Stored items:
————————
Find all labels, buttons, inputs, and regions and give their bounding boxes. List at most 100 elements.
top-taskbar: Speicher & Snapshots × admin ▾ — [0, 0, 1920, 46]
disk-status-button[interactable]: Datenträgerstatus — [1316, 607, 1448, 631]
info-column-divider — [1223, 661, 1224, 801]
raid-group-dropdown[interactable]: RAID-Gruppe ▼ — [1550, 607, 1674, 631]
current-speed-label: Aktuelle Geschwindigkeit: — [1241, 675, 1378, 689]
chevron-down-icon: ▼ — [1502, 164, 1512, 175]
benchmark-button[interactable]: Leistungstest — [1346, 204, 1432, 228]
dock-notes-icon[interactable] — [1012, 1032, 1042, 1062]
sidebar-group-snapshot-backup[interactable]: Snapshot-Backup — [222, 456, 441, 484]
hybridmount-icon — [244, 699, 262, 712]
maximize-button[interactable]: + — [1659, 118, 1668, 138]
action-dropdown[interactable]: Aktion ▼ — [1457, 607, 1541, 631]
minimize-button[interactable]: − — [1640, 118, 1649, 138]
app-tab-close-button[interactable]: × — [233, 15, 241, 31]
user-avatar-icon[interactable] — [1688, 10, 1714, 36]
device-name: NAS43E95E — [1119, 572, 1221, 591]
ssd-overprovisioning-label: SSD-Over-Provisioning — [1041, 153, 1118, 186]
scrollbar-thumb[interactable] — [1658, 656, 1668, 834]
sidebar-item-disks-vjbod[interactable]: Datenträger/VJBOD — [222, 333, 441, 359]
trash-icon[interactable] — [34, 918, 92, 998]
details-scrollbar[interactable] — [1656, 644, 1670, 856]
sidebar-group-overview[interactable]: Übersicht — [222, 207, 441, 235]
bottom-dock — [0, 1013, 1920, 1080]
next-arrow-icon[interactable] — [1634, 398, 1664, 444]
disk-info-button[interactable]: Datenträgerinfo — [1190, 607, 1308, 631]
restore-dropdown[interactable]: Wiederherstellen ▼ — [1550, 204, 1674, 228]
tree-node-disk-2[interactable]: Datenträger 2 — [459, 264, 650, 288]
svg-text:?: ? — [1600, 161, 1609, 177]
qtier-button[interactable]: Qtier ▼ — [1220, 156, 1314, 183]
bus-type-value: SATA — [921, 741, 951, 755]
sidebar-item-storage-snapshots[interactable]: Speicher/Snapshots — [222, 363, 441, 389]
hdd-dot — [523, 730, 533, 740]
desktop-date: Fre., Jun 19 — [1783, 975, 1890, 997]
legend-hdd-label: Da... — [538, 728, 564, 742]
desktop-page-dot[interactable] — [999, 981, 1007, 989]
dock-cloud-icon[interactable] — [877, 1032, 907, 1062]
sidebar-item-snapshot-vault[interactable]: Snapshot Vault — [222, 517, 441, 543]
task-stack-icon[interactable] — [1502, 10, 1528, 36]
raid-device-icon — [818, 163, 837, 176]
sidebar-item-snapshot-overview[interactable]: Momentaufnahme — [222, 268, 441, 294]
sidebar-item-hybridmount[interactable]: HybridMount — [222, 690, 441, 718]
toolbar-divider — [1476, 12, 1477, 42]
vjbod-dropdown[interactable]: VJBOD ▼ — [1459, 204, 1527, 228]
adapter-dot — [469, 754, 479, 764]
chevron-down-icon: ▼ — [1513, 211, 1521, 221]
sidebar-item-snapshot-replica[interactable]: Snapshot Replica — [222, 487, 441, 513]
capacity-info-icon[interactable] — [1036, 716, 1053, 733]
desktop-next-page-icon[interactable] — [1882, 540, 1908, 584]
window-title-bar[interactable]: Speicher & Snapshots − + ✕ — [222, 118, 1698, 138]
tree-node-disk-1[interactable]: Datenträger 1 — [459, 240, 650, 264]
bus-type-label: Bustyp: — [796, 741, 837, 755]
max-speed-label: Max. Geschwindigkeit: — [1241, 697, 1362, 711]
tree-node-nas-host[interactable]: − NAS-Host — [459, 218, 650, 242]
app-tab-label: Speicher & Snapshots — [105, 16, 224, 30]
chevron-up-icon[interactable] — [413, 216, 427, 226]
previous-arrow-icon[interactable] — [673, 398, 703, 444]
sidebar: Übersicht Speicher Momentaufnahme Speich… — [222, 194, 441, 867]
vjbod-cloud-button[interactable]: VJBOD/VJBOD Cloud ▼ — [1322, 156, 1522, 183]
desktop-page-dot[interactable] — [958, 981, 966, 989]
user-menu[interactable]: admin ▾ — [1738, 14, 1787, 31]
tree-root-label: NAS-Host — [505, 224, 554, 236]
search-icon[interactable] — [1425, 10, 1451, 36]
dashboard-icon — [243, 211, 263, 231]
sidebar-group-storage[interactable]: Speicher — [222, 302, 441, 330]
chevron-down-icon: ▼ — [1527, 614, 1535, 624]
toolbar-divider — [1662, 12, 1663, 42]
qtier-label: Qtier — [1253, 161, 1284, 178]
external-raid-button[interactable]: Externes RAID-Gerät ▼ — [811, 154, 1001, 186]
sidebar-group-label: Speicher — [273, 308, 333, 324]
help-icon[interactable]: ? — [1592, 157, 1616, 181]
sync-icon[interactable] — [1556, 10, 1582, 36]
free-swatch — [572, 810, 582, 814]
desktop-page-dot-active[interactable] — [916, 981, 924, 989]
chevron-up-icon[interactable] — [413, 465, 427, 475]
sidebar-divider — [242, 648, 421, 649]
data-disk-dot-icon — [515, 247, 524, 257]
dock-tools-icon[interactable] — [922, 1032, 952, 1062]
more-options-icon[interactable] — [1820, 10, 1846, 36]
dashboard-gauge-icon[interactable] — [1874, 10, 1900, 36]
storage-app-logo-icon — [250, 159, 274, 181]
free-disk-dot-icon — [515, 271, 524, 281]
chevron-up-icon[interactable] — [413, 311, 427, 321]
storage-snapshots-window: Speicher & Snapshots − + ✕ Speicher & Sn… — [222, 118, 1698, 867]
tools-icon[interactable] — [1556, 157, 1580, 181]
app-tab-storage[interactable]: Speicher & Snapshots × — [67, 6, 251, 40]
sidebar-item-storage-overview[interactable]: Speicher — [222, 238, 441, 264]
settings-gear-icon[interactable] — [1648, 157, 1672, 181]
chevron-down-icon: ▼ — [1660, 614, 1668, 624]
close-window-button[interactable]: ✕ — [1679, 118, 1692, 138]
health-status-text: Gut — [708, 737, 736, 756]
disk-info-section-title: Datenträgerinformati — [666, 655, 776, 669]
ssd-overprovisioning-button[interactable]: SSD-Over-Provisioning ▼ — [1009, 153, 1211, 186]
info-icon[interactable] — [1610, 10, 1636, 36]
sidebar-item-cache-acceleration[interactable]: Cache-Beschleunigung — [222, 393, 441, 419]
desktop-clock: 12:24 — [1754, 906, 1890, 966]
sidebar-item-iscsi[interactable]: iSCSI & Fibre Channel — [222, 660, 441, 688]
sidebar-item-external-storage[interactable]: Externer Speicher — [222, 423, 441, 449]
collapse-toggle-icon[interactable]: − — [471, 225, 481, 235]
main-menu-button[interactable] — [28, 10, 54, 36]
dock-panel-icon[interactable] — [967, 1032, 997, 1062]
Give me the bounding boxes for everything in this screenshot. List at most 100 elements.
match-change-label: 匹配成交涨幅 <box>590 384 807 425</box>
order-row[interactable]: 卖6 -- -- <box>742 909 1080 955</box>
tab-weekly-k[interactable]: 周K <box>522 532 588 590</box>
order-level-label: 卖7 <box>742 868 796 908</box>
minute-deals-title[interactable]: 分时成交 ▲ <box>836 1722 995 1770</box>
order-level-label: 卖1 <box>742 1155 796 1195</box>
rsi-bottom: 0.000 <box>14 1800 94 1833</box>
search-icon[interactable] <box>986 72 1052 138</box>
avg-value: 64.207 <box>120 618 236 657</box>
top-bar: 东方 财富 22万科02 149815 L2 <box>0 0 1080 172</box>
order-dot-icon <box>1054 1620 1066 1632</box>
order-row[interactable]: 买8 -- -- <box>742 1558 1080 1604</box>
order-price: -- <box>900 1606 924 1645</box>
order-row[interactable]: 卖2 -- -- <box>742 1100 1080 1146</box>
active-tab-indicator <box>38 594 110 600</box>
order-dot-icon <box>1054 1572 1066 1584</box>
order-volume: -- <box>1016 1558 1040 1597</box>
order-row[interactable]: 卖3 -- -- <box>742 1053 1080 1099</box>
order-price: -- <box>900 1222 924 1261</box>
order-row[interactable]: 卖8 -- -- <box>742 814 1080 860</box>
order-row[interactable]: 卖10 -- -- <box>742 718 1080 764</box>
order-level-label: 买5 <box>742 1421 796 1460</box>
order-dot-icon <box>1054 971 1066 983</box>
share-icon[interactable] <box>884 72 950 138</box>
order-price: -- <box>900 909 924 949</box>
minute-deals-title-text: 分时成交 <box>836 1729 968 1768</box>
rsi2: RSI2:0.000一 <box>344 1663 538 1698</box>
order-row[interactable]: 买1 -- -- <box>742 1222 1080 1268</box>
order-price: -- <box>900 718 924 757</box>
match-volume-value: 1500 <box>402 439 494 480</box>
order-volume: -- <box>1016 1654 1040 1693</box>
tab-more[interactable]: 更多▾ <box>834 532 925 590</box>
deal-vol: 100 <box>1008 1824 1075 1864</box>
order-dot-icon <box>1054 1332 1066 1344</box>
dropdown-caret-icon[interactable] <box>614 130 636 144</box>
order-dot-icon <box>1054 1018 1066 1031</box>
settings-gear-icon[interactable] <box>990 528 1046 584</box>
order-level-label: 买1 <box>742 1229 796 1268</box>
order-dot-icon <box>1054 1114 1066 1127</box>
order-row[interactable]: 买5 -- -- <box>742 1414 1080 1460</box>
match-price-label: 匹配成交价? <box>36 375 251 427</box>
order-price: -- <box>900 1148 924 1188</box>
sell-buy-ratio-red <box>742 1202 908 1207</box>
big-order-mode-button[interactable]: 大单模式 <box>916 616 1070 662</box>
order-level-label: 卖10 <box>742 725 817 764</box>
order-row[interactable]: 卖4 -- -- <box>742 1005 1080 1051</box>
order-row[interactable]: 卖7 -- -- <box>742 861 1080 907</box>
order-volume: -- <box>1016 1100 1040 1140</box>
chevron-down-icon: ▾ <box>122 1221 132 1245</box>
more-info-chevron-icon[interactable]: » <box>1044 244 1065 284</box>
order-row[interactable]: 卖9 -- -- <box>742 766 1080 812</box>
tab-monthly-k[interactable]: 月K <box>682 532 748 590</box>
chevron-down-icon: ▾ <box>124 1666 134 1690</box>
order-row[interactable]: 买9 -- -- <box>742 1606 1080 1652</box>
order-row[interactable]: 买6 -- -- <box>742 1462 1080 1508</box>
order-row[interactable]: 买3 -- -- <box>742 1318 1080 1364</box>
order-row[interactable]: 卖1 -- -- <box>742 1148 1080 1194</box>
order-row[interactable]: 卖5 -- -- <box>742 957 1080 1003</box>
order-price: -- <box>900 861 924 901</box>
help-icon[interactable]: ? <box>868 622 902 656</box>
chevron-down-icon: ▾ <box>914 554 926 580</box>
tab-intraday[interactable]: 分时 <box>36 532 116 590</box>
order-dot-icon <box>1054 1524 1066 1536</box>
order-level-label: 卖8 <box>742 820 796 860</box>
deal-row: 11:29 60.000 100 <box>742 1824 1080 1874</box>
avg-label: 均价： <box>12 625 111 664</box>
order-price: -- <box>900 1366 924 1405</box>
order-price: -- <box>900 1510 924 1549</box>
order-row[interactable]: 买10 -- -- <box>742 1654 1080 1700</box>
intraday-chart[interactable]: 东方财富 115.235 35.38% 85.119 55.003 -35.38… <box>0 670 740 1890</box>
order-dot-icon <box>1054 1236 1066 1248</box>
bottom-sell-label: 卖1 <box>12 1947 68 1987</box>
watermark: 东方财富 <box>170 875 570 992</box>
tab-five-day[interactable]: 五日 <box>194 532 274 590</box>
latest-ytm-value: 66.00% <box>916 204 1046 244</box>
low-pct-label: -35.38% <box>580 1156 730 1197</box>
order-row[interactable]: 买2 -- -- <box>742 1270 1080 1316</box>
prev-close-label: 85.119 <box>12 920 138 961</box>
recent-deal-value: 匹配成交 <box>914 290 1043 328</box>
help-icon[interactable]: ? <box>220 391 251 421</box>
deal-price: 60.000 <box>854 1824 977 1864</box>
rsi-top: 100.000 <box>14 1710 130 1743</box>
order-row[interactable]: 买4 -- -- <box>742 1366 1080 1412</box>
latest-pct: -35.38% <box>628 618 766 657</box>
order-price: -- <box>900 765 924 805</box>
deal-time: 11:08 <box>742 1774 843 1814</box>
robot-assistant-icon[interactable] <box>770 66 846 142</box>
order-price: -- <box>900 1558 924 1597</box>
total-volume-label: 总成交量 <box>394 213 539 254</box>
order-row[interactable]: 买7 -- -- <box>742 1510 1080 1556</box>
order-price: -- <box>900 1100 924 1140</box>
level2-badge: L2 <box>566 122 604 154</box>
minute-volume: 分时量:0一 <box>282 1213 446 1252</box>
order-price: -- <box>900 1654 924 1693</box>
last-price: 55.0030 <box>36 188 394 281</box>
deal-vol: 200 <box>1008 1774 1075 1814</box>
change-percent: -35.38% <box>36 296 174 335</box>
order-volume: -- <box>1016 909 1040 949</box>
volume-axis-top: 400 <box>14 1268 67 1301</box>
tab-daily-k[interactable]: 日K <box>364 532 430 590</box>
————————
Set problem – Edit the material from its first line through the line containing "hybridmount-icon — [244, 699, 262, 712]", inclusive: substitute "Benchmark" for "Leistungstest" and leave every other character unchanged.

Solved problem –
Find all labels, buttons, inputs, and regions and give their bounding boxes. List at most 100 elements.
top-taskbar: Speicher & Snapshots × admin ▾ — [0, 0, 1920, 46]
disk-status-button[interactable]: Datenträgerstatus — [1316, 607, 1448, 631]
info-column-divider — [1223, 661, 1224, 801]
raid-group-dropdown[interactable]: RAID-Gruppe ▼ — [1550, 607, 1674, 631]
current-speed-label: Aktuelle Geschwindigkeit: — [1241, 675, 1378, 689]
chevron-down-icon: ▼ — [1502, 164, 1512, 175]
benchmark-button[interactable]: Benchmark — [1346, 204, 1432, 228]
dock-notes-icon[interactable] — [1012, 1032, 1042, 1062]
sidebar-group-snapshot-backup[interactable]: Snapshot-Backup — [222, 456, 441, 484]
hybridmount-icon — [244, 699, 262, 712]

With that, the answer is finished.